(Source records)

---+---

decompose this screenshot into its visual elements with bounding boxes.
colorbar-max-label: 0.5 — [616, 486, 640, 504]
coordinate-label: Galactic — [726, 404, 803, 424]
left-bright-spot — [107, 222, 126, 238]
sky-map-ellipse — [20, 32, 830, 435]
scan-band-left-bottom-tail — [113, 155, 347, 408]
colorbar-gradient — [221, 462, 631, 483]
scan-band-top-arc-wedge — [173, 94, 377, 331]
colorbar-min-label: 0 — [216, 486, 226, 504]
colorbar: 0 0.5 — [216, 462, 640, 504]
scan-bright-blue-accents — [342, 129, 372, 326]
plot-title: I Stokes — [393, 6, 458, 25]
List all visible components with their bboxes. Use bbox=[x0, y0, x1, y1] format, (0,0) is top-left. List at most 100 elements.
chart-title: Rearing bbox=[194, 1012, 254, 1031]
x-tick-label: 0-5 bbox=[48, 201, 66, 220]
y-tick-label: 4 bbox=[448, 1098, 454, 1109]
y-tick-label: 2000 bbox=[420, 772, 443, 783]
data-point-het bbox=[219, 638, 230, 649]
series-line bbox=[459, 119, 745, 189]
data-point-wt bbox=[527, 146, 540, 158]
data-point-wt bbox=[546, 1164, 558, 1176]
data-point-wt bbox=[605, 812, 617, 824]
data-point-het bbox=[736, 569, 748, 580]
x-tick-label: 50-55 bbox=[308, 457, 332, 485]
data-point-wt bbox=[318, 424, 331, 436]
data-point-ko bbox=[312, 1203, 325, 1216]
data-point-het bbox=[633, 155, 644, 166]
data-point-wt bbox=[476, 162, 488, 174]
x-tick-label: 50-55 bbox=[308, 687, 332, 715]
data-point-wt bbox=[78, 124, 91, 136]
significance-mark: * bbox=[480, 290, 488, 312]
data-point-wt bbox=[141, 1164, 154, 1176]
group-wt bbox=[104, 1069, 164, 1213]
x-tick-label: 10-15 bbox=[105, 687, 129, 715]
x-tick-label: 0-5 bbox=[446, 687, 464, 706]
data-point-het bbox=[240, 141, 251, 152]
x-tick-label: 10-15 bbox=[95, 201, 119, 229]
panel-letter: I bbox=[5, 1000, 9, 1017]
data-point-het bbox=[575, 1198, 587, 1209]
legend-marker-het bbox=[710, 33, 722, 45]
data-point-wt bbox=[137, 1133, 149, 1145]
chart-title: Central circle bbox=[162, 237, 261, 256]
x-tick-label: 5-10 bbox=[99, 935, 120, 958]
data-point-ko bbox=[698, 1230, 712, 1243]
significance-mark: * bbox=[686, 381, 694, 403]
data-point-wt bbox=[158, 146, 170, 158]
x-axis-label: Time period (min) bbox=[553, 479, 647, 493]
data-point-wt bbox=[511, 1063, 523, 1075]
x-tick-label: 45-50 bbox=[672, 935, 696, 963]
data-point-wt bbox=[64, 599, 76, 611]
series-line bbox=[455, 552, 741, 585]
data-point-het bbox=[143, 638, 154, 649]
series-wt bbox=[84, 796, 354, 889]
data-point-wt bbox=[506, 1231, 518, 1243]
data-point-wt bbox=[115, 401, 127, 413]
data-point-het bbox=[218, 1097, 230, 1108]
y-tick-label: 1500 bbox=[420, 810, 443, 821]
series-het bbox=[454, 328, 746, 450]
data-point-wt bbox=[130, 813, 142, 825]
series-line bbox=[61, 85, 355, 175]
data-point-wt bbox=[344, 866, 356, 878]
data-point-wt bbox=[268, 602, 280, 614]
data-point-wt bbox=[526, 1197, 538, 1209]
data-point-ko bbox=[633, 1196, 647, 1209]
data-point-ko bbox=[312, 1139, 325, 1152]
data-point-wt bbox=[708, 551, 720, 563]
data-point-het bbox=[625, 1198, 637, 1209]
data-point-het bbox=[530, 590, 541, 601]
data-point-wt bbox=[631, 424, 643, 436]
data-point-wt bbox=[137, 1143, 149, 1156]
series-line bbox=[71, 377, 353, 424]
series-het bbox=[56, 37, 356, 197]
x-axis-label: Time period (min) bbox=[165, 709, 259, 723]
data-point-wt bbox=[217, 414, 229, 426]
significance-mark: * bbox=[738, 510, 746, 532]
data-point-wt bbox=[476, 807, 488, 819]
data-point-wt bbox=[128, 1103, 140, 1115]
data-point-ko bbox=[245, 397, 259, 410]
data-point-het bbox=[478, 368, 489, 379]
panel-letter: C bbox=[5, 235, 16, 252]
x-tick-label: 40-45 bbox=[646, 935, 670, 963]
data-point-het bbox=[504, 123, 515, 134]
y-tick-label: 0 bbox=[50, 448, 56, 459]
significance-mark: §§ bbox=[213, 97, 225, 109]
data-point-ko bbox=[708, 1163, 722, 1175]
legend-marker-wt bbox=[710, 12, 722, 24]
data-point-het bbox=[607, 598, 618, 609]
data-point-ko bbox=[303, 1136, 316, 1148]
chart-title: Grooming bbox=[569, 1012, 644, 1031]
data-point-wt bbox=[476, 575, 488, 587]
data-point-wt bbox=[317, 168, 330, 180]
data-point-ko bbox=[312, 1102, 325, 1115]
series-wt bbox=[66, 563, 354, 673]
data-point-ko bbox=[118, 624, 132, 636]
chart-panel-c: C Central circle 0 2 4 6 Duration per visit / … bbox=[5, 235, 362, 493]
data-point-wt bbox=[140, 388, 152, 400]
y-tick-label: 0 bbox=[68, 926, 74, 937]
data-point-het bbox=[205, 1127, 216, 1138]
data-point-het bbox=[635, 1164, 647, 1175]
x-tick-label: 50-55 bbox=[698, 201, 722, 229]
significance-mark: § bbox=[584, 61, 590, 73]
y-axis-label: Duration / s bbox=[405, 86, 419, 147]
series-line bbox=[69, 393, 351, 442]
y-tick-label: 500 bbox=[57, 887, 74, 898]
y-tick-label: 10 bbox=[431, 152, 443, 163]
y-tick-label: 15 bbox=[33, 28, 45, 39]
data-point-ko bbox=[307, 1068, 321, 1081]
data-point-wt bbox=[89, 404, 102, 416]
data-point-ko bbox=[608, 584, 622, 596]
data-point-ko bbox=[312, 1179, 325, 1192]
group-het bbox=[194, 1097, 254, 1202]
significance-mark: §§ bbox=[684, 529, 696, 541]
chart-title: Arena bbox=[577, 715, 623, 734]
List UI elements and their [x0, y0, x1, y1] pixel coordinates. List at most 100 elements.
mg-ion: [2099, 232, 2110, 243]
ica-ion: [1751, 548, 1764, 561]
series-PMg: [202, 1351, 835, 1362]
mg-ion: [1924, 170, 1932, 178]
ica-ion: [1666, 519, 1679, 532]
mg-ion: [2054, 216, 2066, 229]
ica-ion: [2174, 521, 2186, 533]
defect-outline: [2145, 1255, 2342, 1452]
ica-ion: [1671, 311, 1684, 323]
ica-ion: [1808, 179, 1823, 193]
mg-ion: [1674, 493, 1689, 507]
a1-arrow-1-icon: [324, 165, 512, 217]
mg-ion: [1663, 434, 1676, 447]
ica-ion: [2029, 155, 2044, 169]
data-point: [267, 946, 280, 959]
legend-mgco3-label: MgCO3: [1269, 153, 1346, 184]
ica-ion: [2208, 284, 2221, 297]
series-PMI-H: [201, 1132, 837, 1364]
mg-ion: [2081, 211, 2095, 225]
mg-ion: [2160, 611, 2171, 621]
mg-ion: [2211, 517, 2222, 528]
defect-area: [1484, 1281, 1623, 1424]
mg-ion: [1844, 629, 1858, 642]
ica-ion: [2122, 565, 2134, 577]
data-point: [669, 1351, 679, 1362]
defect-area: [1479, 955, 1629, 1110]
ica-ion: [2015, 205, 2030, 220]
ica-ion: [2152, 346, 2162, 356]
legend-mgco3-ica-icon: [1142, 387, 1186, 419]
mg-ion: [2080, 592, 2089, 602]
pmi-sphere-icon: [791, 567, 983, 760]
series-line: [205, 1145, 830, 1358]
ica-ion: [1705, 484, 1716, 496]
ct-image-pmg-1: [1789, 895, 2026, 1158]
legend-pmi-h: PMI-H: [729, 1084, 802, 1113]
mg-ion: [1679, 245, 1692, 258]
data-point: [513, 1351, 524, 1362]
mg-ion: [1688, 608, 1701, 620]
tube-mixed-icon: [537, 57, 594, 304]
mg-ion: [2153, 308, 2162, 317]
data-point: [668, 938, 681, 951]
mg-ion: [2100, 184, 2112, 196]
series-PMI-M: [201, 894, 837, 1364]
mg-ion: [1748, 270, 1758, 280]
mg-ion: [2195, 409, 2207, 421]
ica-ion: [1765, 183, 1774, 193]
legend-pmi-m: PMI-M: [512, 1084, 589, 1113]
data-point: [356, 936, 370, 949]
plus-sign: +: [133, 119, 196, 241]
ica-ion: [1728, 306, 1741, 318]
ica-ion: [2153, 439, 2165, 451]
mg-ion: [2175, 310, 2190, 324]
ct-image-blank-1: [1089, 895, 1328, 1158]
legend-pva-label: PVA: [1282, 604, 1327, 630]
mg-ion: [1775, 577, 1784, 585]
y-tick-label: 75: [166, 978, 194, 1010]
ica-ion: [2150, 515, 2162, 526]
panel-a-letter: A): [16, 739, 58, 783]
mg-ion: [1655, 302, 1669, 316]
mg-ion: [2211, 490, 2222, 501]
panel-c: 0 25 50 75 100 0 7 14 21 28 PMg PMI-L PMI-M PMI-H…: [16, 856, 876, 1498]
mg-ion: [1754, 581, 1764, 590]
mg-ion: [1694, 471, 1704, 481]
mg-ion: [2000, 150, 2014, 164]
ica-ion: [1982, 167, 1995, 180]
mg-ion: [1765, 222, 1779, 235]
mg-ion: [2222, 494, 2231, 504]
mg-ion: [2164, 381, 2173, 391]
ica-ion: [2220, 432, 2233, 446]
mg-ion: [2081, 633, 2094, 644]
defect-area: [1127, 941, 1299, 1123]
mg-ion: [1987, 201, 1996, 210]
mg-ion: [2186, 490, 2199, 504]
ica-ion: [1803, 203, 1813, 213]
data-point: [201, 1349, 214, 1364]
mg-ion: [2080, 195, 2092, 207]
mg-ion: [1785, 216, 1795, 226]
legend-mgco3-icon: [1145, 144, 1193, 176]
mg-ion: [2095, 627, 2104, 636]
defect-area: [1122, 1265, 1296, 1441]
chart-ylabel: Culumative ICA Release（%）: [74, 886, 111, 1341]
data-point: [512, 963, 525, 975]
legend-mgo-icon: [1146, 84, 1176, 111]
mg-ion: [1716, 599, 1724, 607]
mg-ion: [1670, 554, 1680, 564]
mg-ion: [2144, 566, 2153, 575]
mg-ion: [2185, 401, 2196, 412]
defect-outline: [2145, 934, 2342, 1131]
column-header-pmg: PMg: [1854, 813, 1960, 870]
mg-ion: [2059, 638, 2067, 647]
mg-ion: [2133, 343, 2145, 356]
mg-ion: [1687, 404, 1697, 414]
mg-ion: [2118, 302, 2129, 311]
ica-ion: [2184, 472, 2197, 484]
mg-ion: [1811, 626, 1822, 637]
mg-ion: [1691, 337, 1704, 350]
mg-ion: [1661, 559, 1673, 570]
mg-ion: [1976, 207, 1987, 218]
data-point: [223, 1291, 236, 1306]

---+---

▶ What the task asks
Rewrite the portion of the listing that runs from its beginning through the line containing "plot-title: I Stokes — [393, 6, 458, 25]", changing "Galactic" to "Ecliptic" and leaving everything else unchanged.

▶ Result below
decompose this screenshot into its visual elements with bounding boxes.
colorbar-max-label: 0.5 — [616, 486, 640, 504]
coordinate-label: Ecliptic — [726, 404, 803, 424]
left-bright-spot — [107, 222, 126, 238]
sky-map-ellipse — [20, 32, 830, 435]
scan-band-left-bottom-tail — [113, 155, 347, 408]
colorbar-gradient — [221, 462, 631, 483]
scan-band-top-arc-wedge — [173, 94, 377, 331]
colorbar-min-label: 0 — [216, 486, 226, 504]
colorbar: 0 0.5 — [216, 462, 640, 504]
scan-bright-blue-accents — [342, 129, 372, 326]
plot-title: I Stokes — [393, 6, 458, 25]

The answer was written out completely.